• _Short exercise_: Every line containing the word "JSON" needs to be found and copied.

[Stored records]
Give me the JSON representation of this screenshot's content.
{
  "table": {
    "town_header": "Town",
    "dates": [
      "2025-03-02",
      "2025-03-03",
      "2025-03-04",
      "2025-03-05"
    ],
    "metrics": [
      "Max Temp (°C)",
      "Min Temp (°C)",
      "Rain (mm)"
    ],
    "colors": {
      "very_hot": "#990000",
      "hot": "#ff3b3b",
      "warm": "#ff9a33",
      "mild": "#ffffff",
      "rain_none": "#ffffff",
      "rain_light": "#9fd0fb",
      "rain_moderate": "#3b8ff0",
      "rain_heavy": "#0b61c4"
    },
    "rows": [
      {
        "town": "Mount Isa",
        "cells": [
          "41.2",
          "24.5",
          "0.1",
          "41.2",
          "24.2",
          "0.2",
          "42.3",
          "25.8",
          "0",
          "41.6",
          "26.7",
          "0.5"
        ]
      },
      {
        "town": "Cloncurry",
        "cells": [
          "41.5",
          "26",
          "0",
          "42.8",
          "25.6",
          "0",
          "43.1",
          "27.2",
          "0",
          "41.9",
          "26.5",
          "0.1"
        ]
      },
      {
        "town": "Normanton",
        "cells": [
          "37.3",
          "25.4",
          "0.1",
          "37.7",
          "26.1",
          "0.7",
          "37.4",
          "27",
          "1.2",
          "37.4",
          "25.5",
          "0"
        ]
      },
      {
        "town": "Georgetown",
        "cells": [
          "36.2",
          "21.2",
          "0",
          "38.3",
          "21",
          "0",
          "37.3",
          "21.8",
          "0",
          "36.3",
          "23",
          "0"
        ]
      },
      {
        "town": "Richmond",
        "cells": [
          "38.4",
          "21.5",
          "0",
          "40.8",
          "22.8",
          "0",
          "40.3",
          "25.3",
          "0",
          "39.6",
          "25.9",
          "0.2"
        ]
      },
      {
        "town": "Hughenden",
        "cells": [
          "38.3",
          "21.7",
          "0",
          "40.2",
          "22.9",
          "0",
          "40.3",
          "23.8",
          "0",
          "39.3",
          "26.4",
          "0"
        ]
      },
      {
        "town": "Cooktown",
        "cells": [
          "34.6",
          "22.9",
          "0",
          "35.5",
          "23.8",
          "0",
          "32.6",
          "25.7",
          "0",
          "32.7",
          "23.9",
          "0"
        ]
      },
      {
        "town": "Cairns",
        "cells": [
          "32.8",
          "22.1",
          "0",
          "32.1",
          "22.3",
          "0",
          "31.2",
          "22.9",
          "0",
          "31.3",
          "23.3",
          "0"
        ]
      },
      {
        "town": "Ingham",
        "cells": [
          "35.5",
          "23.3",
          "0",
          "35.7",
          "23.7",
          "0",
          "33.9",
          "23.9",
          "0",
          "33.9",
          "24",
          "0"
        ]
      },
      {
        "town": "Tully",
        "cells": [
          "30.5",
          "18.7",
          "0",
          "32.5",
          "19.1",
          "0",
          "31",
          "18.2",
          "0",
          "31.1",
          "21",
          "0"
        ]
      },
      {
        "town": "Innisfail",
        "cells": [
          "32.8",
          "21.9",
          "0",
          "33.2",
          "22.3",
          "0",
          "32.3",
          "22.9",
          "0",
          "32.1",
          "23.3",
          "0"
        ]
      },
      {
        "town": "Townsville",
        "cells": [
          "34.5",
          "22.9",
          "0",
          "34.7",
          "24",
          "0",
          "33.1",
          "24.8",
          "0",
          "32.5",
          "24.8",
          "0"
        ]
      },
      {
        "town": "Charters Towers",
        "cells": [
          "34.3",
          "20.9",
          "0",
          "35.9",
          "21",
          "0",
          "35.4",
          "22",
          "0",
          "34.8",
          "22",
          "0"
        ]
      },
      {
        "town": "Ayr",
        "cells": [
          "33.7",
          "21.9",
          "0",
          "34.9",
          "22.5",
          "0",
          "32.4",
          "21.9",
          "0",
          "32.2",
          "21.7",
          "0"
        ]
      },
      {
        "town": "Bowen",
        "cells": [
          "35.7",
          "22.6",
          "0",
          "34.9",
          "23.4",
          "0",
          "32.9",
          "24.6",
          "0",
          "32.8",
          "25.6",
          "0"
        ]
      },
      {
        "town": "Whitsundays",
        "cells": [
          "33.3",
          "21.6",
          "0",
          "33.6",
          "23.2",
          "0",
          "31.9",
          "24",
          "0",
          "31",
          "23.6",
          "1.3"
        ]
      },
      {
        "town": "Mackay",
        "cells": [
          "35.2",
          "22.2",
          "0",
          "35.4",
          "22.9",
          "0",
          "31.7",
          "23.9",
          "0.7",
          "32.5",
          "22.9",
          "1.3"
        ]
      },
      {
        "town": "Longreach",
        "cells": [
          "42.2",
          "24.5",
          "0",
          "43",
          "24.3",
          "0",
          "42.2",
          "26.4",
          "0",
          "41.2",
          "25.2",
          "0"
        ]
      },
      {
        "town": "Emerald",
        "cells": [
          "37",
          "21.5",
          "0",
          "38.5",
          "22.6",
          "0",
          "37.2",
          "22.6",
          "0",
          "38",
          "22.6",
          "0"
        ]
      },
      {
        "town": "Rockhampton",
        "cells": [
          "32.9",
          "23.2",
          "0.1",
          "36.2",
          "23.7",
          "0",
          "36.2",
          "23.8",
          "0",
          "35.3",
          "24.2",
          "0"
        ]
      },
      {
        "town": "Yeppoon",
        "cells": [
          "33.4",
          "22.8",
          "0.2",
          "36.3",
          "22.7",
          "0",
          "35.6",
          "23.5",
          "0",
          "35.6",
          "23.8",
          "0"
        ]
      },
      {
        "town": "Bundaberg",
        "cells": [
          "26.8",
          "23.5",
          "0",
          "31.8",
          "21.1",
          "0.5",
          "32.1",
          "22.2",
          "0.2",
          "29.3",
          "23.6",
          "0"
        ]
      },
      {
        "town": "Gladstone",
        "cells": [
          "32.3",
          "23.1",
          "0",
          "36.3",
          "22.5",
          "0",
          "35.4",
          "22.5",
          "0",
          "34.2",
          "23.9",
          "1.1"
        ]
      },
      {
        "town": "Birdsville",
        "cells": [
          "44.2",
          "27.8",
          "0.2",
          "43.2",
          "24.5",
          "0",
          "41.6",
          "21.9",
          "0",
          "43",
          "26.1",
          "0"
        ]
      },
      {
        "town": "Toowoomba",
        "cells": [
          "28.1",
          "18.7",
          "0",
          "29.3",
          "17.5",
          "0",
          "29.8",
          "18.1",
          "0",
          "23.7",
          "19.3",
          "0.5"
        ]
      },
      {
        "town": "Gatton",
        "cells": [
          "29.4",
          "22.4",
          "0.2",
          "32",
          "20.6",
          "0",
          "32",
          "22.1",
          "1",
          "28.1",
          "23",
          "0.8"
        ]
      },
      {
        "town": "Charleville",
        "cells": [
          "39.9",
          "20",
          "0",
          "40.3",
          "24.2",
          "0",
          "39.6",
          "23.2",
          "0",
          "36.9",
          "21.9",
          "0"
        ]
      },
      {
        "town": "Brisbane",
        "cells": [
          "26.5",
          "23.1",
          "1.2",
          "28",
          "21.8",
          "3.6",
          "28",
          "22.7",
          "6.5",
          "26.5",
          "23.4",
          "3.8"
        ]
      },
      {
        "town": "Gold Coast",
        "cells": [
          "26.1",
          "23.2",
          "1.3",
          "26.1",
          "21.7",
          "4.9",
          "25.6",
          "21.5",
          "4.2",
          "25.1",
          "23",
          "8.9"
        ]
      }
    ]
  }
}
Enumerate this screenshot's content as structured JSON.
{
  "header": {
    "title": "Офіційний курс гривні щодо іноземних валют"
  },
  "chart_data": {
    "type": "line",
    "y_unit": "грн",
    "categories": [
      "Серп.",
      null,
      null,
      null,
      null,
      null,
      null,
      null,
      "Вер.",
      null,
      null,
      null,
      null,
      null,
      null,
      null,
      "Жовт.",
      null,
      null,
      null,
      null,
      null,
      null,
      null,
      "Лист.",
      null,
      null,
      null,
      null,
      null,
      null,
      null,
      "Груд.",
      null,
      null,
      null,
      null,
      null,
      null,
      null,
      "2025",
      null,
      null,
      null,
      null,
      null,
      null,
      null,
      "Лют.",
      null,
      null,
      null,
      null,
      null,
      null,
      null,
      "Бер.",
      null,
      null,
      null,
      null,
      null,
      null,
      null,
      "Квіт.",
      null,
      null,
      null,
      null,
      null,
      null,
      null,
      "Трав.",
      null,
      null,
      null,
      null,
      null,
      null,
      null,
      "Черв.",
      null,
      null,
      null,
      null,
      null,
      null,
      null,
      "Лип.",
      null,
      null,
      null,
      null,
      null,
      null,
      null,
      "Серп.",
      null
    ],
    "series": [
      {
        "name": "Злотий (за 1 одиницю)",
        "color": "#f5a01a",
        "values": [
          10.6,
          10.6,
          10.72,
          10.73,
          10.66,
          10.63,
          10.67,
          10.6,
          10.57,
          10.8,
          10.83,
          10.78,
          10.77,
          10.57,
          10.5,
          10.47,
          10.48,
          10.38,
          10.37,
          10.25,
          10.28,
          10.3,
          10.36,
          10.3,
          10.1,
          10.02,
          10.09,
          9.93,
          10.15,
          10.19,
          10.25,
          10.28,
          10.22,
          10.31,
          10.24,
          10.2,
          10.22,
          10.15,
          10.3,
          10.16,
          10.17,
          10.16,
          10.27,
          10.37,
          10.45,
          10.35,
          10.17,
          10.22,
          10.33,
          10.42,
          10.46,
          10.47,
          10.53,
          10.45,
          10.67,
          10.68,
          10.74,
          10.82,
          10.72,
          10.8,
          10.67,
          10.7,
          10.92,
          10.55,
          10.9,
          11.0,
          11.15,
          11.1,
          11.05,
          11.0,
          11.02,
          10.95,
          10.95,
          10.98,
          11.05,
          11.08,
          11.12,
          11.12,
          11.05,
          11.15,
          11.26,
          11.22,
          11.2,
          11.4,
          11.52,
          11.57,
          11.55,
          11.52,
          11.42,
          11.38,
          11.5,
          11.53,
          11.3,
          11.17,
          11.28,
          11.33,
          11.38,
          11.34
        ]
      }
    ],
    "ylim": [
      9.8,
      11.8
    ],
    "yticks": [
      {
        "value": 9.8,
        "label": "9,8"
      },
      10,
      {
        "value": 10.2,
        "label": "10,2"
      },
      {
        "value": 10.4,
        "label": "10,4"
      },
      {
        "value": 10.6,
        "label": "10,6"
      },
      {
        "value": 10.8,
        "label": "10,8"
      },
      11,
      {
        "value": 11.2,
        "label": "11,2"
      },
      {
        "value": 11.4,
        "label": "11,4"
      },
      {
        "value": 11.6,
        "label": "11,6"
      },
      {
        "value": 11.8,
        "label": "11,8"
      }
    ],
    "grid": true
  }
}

• _Full solution_:
Give me the JSON representation of this screenshot's content.
Enumerate this screenshot's content as structured JSON.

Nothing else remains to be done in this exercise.